* WORK REQUIRED
Extract every line of the material below and reproduce it faithfully.

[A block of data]
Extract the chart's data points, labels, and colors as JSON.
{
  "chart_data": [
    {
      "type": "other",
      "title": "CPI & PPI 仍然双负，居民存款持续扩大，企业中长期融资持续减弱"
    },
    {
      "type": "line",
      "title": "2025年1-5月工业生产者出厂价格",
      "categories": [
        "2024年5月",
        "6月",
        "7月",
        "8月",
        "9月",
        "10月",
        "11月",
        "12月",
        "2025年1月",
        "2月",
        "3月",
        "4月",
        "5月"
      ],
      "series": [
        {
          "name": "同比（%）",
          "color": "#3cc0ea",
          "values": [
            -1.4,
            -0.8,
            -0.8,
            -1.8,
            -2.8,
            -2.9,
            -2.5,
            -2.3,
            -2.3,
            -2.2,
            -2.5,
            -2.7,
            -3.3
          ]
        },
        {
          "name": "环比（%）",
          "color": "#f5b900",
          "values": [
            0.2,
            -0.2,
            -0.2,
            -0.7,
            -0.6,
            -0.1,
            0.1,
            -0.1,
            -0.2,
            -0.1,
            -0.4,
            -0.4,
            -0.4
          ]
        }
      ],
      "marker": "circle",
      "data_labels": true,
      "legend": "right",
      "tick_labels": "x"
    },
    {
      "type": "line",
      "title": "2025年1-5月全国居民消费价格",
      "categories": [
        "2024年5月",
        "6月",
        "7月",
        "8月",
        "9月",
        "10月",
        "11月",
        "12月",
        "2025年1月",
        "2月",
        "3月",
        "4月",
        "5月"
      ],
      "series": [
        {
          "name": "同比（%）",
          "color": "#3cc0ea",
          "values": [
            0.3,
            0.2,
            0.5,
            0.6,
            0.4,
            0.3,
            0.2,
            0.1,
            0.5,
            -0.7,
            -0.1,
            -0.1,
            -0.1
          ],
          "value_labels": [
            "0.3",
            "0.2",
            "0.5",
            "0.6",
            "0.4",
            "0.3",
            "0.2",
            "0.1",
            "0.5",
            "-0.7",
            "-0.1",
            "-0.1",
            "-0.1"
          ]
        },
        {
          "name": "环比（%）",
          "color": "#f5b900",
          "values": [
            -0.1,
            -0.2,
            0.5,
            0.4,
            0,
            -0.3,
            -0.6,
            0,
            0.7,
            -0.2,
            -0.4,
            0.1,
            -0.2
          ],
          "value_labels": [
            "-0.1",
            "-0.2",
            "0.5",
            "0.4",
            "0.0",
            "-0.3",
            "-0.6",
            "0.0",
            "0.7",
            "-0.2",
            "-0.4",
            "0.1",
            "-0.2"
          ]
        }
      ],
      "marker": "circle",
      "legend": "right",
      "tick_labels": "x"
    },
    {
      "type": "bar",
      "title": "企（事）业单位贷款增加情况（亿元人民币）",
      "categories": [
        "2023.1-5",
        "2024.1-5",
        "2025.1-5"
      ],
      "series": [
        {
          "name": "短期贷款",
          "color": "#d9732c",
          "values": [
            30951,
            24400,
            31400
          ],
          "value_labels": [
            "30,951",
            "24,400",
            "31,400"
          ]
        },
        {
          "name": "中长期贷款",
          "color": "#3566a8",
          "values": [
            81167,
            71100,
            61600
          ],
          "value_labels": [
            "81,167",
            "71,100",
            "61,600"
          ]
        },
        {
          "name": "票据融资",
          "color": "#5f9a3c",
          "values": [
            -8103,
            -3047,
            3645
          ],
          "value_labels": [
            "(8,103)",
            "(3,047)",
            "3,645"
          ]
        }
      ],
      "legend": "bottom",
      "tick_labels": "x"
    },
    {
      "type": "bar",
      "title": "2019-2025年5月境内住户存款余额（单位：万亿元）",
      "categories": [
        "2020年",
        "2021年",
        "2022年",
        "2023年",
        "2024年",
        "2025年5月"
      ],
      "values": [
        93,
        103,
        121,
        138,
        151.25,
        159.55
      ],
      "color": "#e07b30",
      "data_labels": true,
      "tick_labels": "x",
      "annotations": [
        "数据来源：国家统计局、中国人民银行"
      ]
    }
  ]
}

* WRITTEN ANSWER
Extract the chart's data points, labels, and colors as JSON.
{
  "chart_data": [
    {
      "type": "other",
      "title": "CPI & PPI 仍然双负，居民存款持续扩大，企业中长期融资持续减弱"
    },
    {
      "type": "line",
      "title": "2025年1-5月工业生产者出厂价格",
      "categories": [
        "2024年5月",
        "6月",
        "7月",
        "8月",
        "9月",
        "10月",
        "11月",
        "12月",
        "2025年1月",
        "2月",
        "3月",
        "4月",
        "5月"
      ],
      "series": [
        {
          "name": "同比（%）",
          "color": "#3cc0ea",
          "values": [
            -1.4,
            -0.8,
            -0.8,
            -1.8,
            -2.8,
            -2.9,
            -2.5,
            -2.3,
            -2.3,
            -2.2,
            -2.5,
            -2.7,
            -3.3
          ]
        },
        {
          "name": "环比（%）",
          "color": "#f5b900",
          "values": [
            0.2,
            -0.2,
            -0.2,
            -0.7,
            -0.6,
            -0.1,
            0.1,
            -0.1,
            -0.2,
            -0.1,
            -0.4,
            -0.4,
            -0.4
          ]
        }
      ],
      "marker": "circle",
      "data_labels": true,
      "legend": "right",
      "tick_labels": "x"
    },
    {
      "type": "line",
      "title": "2025年1-5月全国居民消费价格",
      "categories": [
        "2024年5月",
        "6月",
        "7月",
        "8月",
        "9月",
        "10月",
        "11月",
        "12月",
        "2025年1月",
        "2月",
        "3月",
        "4月",
        "5月"
      ],
      "series": [
        {
          "name": "同比（%）",
          "color": "#3cc0ea",
          "values": [
            0.3,
            0.2,
            0.5,
            0.6,
            0.4,
            0.3,
            0.2,
            0.1,
            0.5,
            -0.7,
            -0.1,
            -0.1,
            -0.1
          ],
          "value_labels": [
            "0.3",
            "0.2",
            "0.5",
            "0.6",
            "0.4",
            "0.3",
            "0.2",
            "0.1",
            "0.5",
            "-0.7",
            "-0.1",
            "-0.1",
            "-0.1"
          ]
        },
        {
          "name": "环比（%）",
          "color": "#f5b900",
          "values": [
            -0.1,
            -0.2,
            0.5,
            0.4,
            0,
            -0.3,
            -0.6,
            0,
            0.7,
            -0.2,
            -0.4,
            0.1,
            -0.2
          ],
          "value_labels": [
            "-0.1",
            "-0.2",
            "0.5",
            "0.4",
            "0.0",
            "-0.3",
            "-0.6",
            "0.0",
            "0.7",
            "-0.2",
            "-0.4",
            "0.1",
            "-0.2"
          ]
        }
      ],
      "marker": "circle",
      "legend": "right",
      "tick_labels": "x"
    },
    {
      "type": "bar",
      "title": "企（事）业单位贷款增加情况（亿元人民币）",
      "categories": [
        "2023.1-5",
        "2024.1-5",
        "2025.1-5"
      ],
      "series": [
        {
          "name": "短期贷款",
          "color": "#d9732c",
          "values": [
            30951,
            24400,
            31400
          ],
          "value_labels": [
            "30,951",
            "24,400",
            "31,400"
          ]
        },
        {
          "name": "中长期贷款",
          "color": "#3566a8",
          "values": [
            81167,
            71100,
            61600
          ],
          "value_labels": [
            "81,167",
            "71,100",
            "61,600"
          ]
        },
        {
          "name": "票据融资",
          "color": "#5f9a3c",
          "values": [
            -8103,
            -3047,
            3645
          ],
          "value_labels": [
            "(8,103)",
            "(3,047)",
            "3,645"
          ]
        }
      ],
      "legend": "bottom",
      "tick_labels": "x"
    },
    {
      "type": "bar",
      "title": "2019-2025年5月境内住户存款余额（单位：万亿元）",
      "categories": [
        "2020年",
        "2021年",
        "2022年",
        "2023年",
        "2024年",
        "2025年5月"
      ],
      "values": [
        93,
        103,
        121,
        138,
        151.25,
        159.55
      ],
      "color": "#e07b30",
      "data_labels": true,
      "tick_labels": "x",
      "annotations": [
        "数据来源：国家统计局、中国人民银行"
      ]
    }
  ]
}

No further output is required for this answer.